Written problem
All records must be quoted exactly. Omit the pictures.

Dataset items
============
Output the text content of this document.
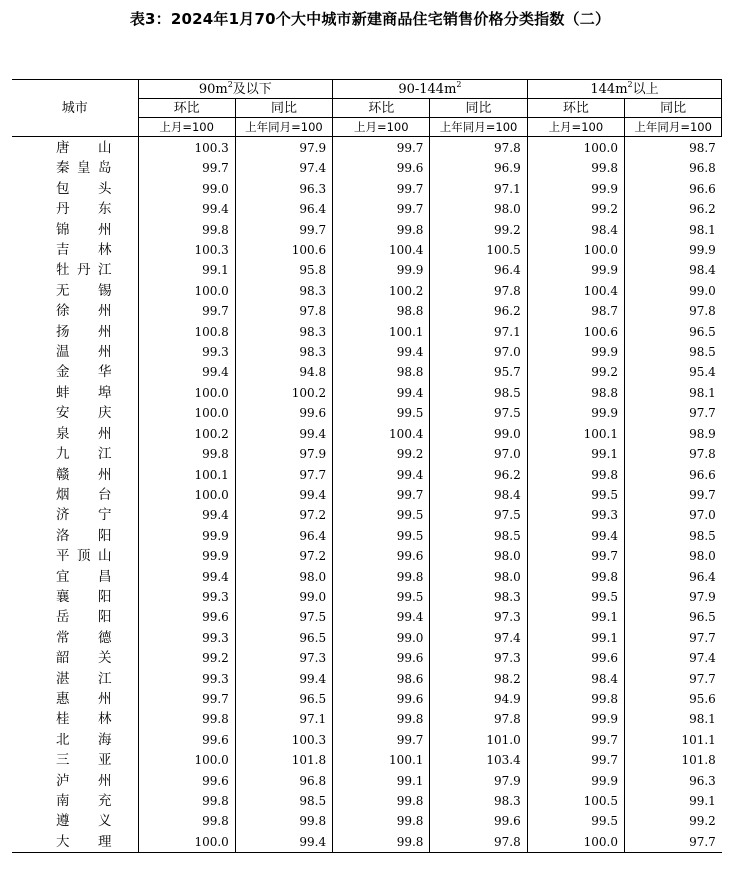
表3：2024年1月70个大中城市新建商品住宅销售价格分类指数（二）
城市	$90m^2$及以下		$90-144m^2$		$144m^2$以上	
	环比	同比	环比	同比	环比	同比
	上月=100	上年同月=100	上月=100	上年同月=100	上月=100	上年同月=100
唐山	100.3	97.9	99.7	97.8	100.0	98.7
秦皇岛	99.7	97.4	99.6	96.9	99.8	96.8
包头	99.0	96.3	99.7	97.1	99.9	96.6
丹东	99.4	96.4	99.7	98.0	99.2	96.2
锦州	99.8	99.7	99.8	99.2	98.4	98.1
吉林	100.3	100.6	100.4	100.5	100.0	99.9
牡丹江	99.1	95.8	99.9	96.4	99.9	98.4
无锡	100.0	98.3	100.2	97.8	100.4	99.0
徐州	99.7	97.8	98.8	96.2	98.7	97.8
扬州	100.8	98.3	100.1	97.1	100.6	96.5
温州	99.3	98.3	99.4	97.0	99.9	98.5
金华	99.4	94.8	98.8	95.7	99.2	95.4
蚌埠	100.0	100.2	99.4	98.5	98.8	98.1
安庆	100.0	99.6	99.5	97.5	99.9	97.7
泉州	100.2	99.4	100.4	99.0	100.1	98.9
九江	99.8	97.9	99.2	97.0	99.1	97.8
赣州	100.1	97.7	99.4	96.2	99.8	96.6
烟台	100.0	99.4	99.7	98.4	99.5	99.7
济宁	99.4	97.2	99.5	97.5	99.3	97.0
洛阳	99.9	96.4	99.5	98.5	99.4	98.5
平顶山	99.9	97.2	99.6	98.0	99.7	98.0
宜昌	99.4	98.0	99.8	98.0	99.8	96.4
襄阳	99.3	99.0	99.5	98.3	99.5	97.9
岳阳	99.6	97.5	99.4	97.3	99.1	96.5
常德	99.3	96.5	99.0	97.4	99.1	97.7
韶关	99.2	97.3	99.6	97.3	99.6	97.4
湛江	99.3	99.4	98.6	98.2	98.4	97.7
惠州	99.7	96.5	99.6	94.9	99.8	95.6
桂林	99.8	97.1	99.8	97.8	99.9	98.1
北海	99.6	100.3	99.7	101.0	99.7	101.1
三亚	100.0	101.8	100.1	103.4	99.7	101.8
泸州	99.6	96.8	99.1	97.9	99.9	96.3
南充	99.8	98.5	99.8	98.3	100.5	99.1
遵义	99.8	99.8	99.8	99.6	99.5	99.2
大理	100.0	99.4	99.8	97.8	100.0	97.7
============
Written reply
Output the text content of this document.
表3：2024年1月70个大中城市新建商品住宅销售价格分类指数（二）
城市	$90m^2$及以下		$90-144m^2$		$144m^2$以上	
	环比	同比	环比	同比	环比	同比
	上月=100	上年同月=100	上月=100	上年同月=100	上月=100	上年同月=100
唐山	100.3	97.9	99.7	97.8	100.0	98.7
秦皇岛	99.7	97.4	99.6	96.9	99.8	96.8
包头	99.0	96.3	99.7	97.1	99.9	96.6
丹东	99.4	96.4	99.7	98.0	99.2	96.2
锦州	99.8	99.7	99.8	99.2	98.4	98.1
吉林	100.3	100.6	100.4	100.5	100.0	99.9
牡丹江	99.1	95.8	99.9	96.4	99.9	98.4
无锡	100.0	98.3	100.2	97.8	100.4	99.0
徐州	99.7	97.8	98.8	96.2	98.7	97.8
扬州	100.8	98.3	100.1	97.1	100.6	96.5
温州	99.3	98.3	99.4	97.0	99.9	98.5
金华	99.4	94.8	98.8	95.7	99.2	95.4
蚌埠	100.0	100.2	99.4	98.5	98.8	98.1
安庆	100.0	99.6	99.5	97.5	99.9	97.7
泉州	100.2	99.4	100.4	99.0	100.1	98.9
九江	99.8	97.9	99.2	97.0	99.1	97.8
赣州	100.1	97.7	99.4	96.2	99.8	96.6
烟台	100.0	99.4	99.7	98.4	99.5	99.7
济宁	99.4	97.2	99.5	97.5	99.3	97.0
洛阳	99.9	96.4	99.5	98.5	99.4	98.5
平顶山	99.9	97.2	99.6	98.0	99.7	98.0
宜昌	99.4	98.0	99.8	98.0	99.8	96.4
襄阳	99.3	99.0	99.5	98.3	99.5	97.9
岳阳	99.6	97.5	99.4	97.3	99.1	96.5
常德	99.3	96.5	99.0	97.4	99.1	97.7
韶关	99.2	97.3	99.6	97.3	99.6	97.4
湛江	99.3	99.4	98.6	98.2	98.4	97.7
惠州	99.7	96.5	99.6	94.9	99.8	95.6
桂林	99.8	97.1	99.8	97.8	99.9	98.1
北海	99.6	100.3	99.7	101.0	99.7	101.1
三亚	100.0	101.8	100.1	103.4	99.7	101.8
泸州	99.6	96.8	99.1	97.9	99.9	96.3
南充	99.8	98.5	99.8	98.3	100.5	99.1
遵义	99.8	99.8	99.8	99.6	99.5	99.2
大理	100.0	99.4	99.8	97.8	100.0	97.7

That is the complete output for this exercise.